Problem to solve: Identify every line containing the word "Feinzink" and reproduce each one.

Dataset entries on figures

• • • • •

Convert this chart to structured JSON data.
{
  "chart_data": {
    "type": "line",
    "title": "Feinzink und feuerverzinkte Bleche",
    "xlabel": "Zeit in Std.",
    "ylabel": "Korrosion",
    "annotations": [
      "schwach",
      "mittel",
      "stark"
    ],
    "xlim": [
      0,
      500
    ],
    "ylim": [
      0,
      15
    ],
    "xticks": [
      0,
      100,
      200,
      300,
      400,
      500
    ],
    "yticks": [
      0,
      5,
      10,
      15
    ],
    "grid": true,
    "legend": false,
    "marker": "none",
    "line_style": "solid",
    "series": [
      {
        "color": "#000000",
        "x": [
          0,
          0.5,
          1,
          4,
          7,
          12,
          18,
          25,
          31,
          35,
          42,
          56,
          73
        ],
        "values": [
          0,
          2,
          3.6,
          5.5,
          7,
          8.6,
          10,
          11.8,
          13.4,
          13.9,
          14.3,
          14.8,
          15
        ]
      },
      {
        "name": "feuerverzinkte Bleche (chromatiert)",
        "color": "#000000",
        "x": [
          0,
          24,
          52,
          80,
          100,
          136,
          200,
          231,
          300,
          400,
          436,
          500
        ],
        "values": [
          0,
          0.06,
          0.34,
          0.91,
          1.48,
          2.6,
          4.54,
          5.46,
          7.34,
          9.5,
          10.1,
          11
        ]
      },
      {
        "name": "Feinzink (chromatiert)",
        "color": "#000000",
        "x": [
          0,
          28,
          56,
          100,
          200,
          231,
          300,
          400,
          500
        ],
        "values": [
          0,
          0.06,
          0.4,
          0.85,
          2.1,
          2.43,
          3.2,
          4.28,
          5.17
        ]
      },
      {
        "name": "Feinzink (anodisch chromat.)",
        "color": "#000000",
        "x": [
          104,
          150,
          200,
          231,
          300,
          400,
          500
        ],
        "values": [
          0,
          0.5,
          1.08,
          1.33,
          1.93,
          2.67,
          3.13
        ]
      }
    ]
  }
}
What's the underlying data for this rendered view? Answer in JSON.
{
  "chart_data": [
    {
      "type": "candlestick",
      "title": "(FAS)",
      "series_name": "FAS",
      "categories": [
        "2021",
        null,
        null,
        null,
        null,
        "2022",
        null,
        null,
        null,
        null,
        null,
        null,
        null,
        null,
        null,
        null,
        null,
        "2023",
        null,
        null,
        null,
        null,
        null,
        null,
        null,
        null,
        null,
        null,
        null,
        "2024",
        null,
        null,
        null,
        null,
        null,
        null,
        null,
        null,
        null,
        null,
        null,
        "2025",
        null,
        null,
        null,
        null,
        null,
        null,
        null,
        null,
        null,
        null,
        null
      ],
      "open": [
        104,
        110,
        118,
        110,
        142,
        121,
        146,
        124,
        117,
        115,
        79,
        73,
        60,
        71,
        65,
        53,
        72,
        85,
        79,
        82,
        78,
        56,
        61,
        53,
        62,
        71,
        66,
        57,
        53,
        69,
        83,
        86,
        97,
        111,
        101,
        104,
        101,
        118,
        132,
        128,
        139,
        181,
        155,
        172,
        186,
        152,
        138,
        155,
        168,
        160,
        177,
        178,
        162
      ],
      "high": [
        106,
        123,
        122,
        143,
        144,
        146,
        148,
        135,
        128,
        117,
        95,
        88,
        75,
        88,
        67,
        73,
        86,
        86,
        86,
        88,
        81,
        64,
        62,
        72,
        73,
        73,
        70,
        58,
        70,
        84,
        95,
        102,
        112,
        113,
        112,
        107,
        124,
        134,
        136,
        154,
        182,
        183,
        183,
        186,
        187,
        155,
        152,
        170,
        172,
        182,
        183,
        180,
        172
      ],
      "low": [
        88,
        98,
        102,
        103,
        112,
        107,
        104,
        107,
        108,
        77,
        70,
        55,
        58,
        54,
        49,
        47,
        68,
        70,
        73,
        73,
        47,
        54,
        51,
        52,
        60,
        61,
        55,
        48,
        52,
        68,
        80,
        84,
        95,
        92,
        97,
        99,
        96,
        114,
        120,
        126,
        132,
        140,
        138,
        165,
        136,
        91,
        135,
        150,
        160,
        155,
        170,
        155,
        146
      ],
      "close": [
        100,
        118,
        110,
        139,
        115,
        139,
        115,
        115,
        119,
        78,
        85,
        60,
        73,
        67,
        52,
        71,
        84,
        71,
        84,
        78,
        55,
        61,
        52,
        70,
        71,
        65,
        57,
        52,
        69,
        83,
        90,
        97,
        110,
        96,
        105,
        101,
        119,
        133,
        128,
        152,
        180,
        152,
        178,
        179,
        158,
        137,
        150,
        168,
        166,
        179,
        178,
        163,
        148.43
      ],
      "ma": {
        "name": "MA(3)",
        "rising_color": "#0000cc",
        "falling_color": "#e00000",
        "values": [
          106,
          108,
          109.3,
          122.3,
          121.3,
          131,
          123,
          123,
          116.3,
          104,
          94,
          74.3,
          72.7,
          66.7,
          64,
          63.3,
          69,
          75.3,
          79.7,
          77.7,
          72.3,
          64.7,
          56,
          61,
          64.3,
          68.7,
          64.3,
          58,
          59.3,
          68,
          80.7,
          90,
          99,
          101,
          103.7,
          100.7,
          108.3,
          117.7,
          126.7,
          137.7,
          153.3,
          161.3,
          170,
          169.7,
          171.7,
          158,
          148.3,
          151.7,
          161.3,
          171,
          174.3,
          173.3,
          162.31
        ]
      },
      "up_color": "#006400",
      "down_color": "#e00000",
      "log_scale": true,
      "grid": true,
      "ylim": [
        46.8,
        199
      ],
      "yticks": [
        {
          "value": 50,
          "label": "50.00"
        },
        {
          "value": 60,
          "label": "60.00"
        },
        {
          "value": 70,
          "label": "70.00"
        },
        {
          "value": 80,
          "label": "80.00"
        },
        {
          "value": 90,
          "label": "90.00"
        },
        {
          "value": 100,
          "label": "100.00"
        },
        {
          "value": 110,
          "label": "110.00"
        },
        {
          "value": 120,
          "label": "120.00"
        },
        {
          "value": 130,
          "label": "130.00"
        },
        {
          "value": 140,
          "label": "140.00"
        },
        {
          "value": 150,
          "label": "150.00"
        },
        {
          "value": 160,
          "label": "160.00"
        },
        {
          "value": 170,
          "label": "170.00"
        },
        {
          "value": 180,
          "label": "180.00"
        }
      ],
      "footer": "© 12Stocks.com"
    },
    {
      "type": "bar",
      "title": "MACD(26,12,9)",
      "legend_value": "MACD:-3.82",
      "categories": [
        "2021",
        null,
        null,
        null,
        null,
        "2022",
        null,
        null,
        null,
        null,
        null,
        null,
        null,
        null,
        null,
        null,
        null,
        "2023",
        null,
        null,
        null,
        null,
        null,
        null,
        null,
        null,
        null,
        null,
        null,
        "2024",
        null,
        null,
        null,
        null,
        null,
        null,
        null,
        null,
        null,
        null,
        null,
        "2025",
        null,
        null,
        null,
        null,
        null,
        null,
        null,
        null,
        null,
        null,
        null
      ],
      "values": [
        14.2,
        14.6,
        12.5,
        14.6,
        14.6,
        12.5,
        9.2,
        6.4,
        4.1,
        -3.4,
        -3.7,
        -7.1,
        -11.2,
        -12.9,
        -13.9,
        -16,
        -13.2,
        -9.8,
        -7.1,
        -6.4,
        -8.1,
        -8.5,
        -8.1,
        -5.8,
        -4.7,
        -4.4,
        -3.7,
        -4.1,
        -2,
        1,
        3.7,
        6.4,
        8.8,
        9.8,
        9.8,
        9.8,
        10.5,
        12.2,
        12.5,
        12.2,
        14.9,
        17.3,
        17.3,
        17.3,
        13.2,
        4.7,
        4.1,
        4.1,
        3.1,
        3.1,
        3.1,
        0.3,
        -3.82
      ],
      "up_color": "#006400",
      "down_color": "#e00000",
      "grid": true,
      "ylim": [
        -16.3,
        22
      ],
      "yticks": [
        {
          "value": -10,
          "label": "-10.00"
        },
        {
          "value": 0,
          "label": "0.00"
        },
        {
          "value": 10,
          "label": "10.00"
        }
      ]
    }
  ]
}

• • • • •

Solution:
    "title": "Feinzink und feuerverzinkte Bleche",
        "name": "Feinzink (chromatiert)",
        "name": "Feinzink (anodisch chromat.)",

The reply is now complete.